• [SUPPLIED RECORDS]
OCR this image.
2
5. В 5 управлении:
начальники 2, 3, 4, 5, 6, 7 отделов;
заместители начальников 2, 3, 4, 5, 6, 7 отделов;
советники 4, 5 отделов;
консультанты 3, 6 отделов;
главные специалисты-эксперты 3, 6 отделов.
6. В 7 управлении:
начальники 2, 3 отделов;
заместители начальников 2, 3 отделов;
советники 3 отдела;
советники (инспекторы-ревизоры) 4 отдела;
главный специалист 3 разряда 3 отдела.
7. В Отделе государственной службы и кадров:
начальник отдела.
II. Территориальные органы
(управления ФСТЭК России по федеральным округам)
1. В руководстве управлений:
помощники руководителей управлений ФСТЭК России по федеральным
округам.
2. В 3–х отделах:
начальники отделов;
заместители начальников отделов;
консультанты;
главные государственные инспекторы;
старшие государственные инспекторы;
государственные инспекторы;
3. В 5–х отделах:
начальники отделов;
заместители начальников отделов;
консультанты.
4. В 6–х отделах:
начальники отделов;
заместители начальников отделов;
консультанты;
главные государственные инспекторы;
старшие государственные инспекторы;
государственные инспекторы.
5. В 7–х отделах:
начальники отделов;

• [PROBLEM REQUIREMENTS]
Copy out the full set of records precisely, leaving nothing out.

• [ANSWER TO THE EXERCISE]
OCR this image.
2
5. В 5 управлении:
начальники 2, 3, 4, 5, 6, 7 отделов;
заместители начальников 2, 3, 4, 5, 6, 7 отделов;
советники 4, 5 отделов;
консультанты 3, 6 отделов;
главные специалисты-эксперты 3, 6 отделов.
6. В 7 управлении:
начальники 2, 3 отделов;
заместители начальников 2, 3 отделов;
советники 3 отдела;
советники (инспекторы-ревизоры) 4 отдела;
главный специалист 3 разряда 3 отдела.
7. В Отделе государственной службы и кадров:
начальник отдела.
II. Территориальные органы
(управления ФСТЭК России по федеральным округам)
1. В руководстве управлений:
помощники руководителей управлений ФСТЭК России по федеральным
округам.
2. В 3–х отделах:
начальники отделов;
заместители начальников отделов;
консультанты;
главные государственные инспекторы;
старшие государственные инспекторы;
государственные инспекторы;
3. В 5–х отделах:
начальники отделов;
заместители начальников отделов;
консультанты.
4. В 6–х отделах:
начальники отделов;
заместители начальников отделов;
консультанты;
главные государственные инспекторы;
старшие государственные инспекторы;
государственные инспекторы.
5. В 7–х отделах:
начальники отделов;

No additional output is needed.